| What the task asks |
Beginning with the line that contains "Read all visible content and emit it as JSON.", copy each subsequent line of the data below through the last one, including both ends but not the pictures.

Recorded data:
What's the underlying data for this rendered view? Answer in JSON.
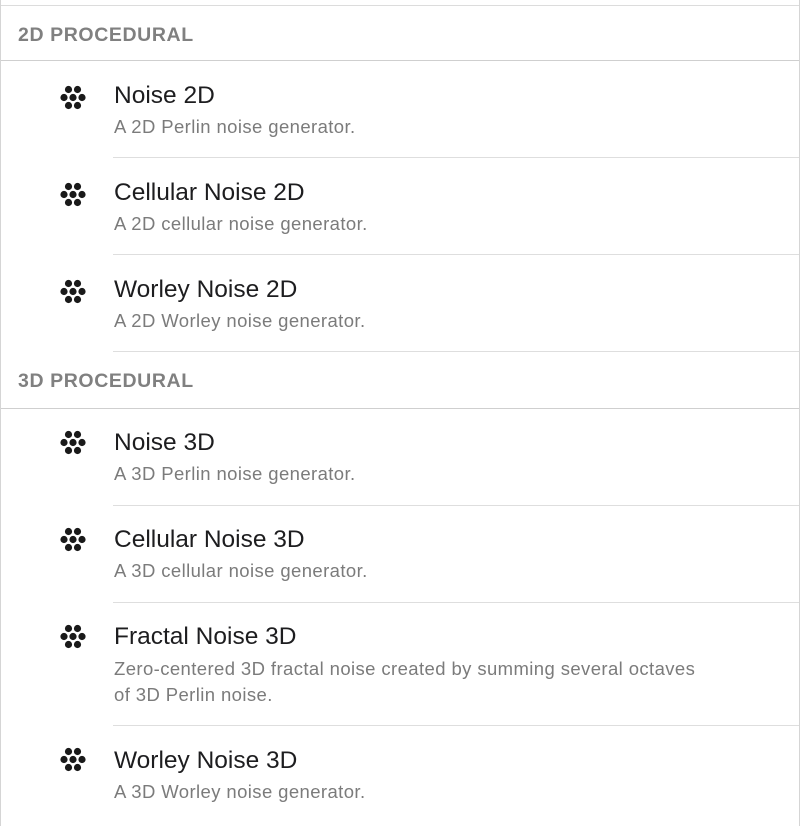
{
  "sections": [
    {
      "title": "2D PROCEDURAL",
      "items": [
        {
          "name": "Noise 2D",
          "description": "A 2D Perlin noise generator.",
          "icon": "noise-dots-icon"
        },
        {
          "name": "Cellular Noise 2D",
          "description": "A 2D cellular noise generator.",
          "icon": "noise-dots-icon"
        },
        {
          "name": "Worley Noise 2D",
          "description": "A 2D Worley noise generator.",
          "icon": "noise-dots-icon"
        }
      ]
    },
    {
      "title": "3D PROCEDURAL",
      "items": [
        {
          "name": "Noise 3D",
          "description": "A 3D Perlin noise generator.",
          "icon": "noise-dots-icon"
        },
        {
          "name": "Cellular Noise 3D",
          "description": "A 3D cellular noise generator.",
          "icon": "noise-dots-icon"
        },
        {
          "name": "Fractal Noise 3D",
          "description": "Zero-centered 3D fractal noise created by summing several octaves of 3D Perlin noise.",
          "icon": "noise-dots-icon"
        },
        {
          "name": "Worley Noise 3D",
          "description": "A 3D Worley noise generator.",
          "icon": "noise-dots-icon"
        }
      ]
    }
  ],
  "colors": {
    "header_text": "#808080",
    "title_text": "#1d1d1f",
    "description_text": "#7b7b7b",
    "divider": "#dedede",
    "icon": "#1a1a1a"
  }
}
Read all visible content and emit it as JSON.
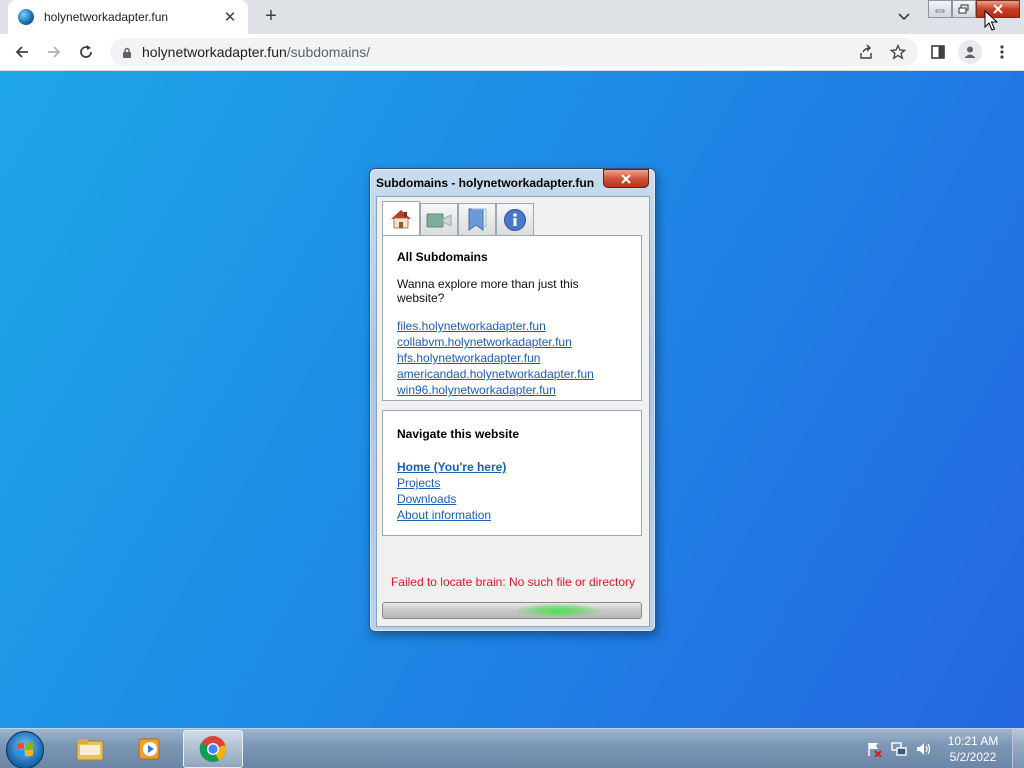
{
  "browser": {
    "tab_title": "holynetworkadapter.fun",
    "tab_close": "✕",
    "new_tab": "+",
    "url_host": "holynetworkadapter.fun",
    "url_path": "/subdomains/"
  },
  "dialog": {
    "title": "Subdomains - holynetworkadapter.fun",
    "close_label": "✕",
    "tabs": [
      "home-icon",
      "video-icon",
      "bookmark-icon",
      "info-icon"
    ],
    "subdomains": {
      "heading": "All Subdomains",
      "intro": "Wanna explore more than just this website?",
      "links": [
        "files.holynetworkadapter.fun",
        "collabvm.holynetworkadapter.fun",
        "hfs.holynetworkadapter.fun",
        "americandad.holynetworkadapter.fun",
        "win96.holynetworkadapter.fun"
      ]
    },
    "navigate": {
      "heading": "Navigate this website",
      "links": [
        "Home (You're here)",
        "Projects",
        "Downloads",
        "About information"
      ]
    },
    "error_text": "Failed to locate brain: No such file or directory",
    "accent_color": "#e0162b"
  },
  "taskbar": {
    "time": "10:21 AM",
    "date": "5/2/2022"
  }
}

| Written response |
Read all visible content and emit it as JSON.
{
  "browser": {
    "tab_title": "holynetworkadapter.fun",
    "tab_close": "✕",
    "new_tab": "+",
    "url_host": "holynetworkadapter.fun",
    "url_path": "/subdomains/"
  },
  "dialog": {
    "title": "Subdomains - holynetworkadapter.fun",
    "close_label": "✕",
    "tabs": [
      "home-icon",
      "video-icon",
      "bookmark-icon",
      "info-icon"
    ],
    "subdomains": {
      "heading": "All Subdomains",
      "intro": "Wanna explore more than just this website?",
      "links": [
        "files.holynetworkadapter.fun",
        "collabvm.holynetworkadapter.fun",
        "hfs.holynetworkadapter.fun",
        "americandad.holynetworkadapter.fun",
        "win96.holynetworkadapter.fun"
      ]
    },
    "navigate": {
      "heading": "Navigate this website",
      "links": [
        "Home (You're here)",
        "Projects",
        "Downloads",
        "About information"
      ]
    },
    "error_text": "Failed to locate brain: No such file or directory",
    "accent_color": "#e0162b"
  },
  "taskbar": {
    "time": "10:21 AM",
    "date": "5/2/2022"
  }
}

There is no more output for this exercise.